Extracted data entries:
##########

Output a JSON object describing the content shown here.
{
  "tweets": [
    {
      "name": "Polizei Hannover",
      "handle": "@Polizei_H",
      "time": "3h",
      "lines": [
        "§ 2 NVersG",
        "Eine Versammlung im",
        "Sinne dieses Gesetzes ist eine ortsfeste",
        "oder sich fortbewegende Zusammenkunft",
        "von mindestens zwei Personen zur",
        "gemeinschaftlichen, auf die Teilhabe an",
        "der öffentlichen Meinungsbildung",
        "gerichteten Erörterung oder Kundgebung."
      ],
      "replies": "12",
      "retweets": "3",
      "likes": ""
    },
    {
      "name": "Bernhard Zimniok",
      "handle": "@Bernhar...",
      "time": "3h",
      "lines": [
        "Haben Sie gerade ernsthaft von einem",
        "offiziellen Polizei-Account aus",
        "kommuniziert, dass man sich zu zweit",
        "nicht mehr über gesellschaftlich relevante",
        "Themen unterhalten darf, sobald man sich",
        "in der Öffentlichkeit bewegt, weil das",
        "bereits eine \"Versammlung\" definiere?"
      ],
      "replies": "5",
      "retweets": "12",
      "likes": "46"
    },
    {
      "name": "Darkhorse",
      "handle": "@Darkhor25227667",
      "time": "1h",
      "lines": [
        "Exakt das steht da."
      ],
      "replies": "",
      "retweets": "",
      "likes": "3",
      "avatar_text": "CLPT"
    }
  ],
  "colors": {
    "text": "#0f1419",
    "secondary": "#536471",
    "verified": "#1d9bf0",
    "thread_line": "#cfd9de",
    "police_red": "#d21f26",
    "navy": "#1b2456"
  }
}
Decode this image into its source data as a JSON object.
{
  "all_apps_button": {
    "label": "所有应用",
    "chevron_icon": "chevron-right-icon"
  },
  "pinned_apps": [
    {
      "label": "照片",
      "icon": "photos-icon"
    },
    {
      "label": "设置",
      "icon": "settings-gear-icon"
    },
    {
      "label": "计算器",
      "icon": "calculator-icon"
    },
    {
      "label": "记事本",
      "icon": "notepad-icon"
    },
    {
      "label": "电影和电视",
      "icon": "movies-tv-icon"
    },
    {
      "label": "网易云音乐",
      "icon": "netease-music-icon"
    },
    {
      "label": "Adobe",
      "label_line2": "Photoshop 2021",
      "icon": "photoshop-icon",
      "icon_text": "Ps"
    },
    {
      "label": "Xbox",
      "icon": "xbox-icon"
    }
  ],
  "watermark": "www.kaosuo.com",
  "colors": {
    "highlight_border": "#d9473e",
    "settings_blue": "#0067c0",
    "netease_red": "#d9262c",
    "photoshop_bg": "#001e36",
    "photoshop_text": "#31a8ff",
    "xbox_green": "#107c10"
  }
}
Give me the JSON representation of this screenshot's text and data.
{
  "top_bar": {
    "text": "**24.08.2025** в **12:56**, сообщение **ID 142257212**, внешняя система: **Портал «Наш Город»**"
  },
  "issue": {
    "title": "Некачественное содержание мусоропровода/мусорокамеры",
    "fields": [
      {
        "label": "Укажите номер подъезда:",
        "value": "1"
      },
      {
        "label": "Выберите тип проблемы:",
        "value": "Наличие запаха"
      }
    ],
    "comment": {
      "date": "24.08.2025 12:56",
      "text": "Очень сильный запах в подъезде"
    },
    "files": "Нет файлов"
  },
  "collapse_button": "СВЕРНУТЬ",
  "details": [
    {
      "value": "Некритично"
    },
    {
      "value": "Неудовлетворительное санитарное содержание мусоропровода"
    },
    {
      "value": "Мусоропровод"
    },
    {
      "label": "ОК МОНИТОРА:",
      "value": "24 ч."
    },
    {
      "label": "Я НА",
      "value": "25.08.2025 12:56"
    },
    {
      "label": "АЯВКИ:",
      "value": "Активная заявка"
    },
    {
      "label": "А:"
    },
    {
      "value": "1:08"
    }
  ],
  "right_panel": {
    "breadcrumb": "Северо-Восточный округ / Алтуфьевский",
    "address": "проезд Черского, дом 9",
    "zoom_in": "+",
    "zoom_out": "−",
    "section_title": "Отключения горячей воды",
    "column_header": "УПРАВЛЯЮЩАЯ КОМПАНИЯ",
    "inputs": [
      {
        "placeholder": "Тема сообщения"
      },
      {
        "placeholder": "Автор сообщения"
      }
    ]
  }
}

##########

• **Problem description**
Every record above must be duplicated exactly.

• **Result of the exercise**
Output a JSON object describing the content shown here.
{
  "tweets": [
    {
      "name": "Polizei Hannover",
      "handle": "@Polizei_H",
      "time": "3h",
      "lines": [
        "§ 2 NVersG",
        "Eine Versammlung im",
        "Sinne dieses Gesetzes ist eine ortsfeste",
        "oder sich fortbewegende Zusammenkunft",
        "von mindestens zwei Personen zur",
        "gemeinschaftlichen, auf die Teilhabe an",
        "der öffentlichen Meinungsbildung",
        "gerichteten Erörterung oder Kundgebung."
      ],
      "replies": "12",
      "retweets": "3",
      "likes": ""
    },
    {
      "name": "Bernhard Zimniok",
      "handle": "@Bernhar...",
      "time": "3h",
      "lines": [
        "Haben Sie gerade ernsthaft von einem",
        "offiziellen Polizei-Account aus",
        "kommuniziert, dass man sich zu zweit",
        "nicht mehr über gesellschaftlich relevante",
        "Themen unterhalten darf, sobald man sich",
        "in der Öffentlichkeit bewegt, weil das",
        "bereits eine \"Versammlung\" definiere?"
      ],
      "replies": "5",
      "retweets": "12",
      "likes": "46"
    },
    {
      "name": "Darkhorse",
      "handle": "@Darkhor25227667",
      "time": "1h",
      "lines": [
        "Exakt das steht da."
      ],
      "replies": "",
      "retweets": "",
      "likes": "3",
      "avatar_text": "CLPT"
    }
  ],
  "colors": {
    "text": "#0f1419",
    "secondary": "#536471",
    "verified": "#1d9bf0",
    "thread_line": "#cfd9de",
    "police_red": "#d21f26",
    "navy": "#1b2456"
  }
}
Decode this image into its source data as a JSON object.
{
  "all_apps_button": {
    "label": "所有应用",
    "chevron_icon": "chevron-right-icon"
  },
  "pinned_apps": [
    {
      "label": "照片",
      "icon": "photos-icon"
    },
    {
      "label": "设置",
      "icon": "settings-gear-icon"
    },
    {
      "label": "计算器",
      "icon": "calculator-icon"
    },
    {
      "label": "记事本",
      "icon": "notepad-icon"
    },
    {
      "label": "电影和电视",
      "icon": "movies-tv-icon"
    },
    {
      "label": "网易云音乐",
      "icon": "netease-music-icon"
    },
    {
      "label": "Adobe",
      "label_line2": "Photoshop 2021",
      "icon": "photoshop-icon",
      "icon_text": "Ps"
    },
    {
      "label": "Xbox",
      "icon": "xbox-icon"
    }
  ],
  "watermark": "www.kaosuo.com",
  "colors": {
    "highlight_border": "#d9473e",
    "settings_blue": "#0067c0",
    "netease_red": "#d9262c",
    "photoshop_bg": "#001e36",
    "photoshop_text": "#31a8ff",
    "xbox_green": "#107c10"
  }
}
Give me the JSON representation of this screenshot's text and data.
{
  "top_bar": {
    "text": "**24.08.2025** в **12:56**, сообщение **ID 142257212**, внешняя система: **Портал «Наш Город»**"
  },
  "issue": {
    "title": "Некачественное содержание мусоропровода/мусорокамеры",
    "fields": [
      {
        "label": "Укажите номер подъезда:",
        "value": "1"
      },
      {
        "label": "Выберите тип проблемы:",
        "value": "Наличие запаха"
      }
    ],
    "comment": {
      "date": "24.08.2025 12:56",
      "text": "Очень сильный запах в подъезде"
    },
    "files": "Нет файлов"
  },
  "collapse_button": "СВЕРНУТЬ",
  "details": [
    {
      "value": "Некритично"
    },
    {
      "value": "Неудовлетворительное санитарное содержание мусоропровода"
    },
    {
      "value": "Мусоропровод"
    },
    {
      "label": "ОК МОНИТОРА:",
      "value": "24 ч."
    },
    {
      "label": "Я НА",
      "value": "25.08.2025 12:56"
    },
    {
      "label": "АЯВКИ:",
      "value": "Активная заявка"
    },
    {
      "label": "А:"
    },
    {
      "value": "1:08"
    }
  ],
  "right_panel": {
    "breadcrumb": "Северо-Восточный округ / Алтуфьевский",
    "address": "проезд Черского, дом 9",
    "zoom_in": "+",
    "zoom_out": "−",
    "section_title": "Отключения горячей воды",
    "column_header": "УПРАВЛЯЮЩАЯ КОМПАНИЯ",
    "inputs": [
      {
        "placeholder": "Тема сообщения"
      },
      {
        "placeholder": "Автор сообщения"
      }
    ]
  }
}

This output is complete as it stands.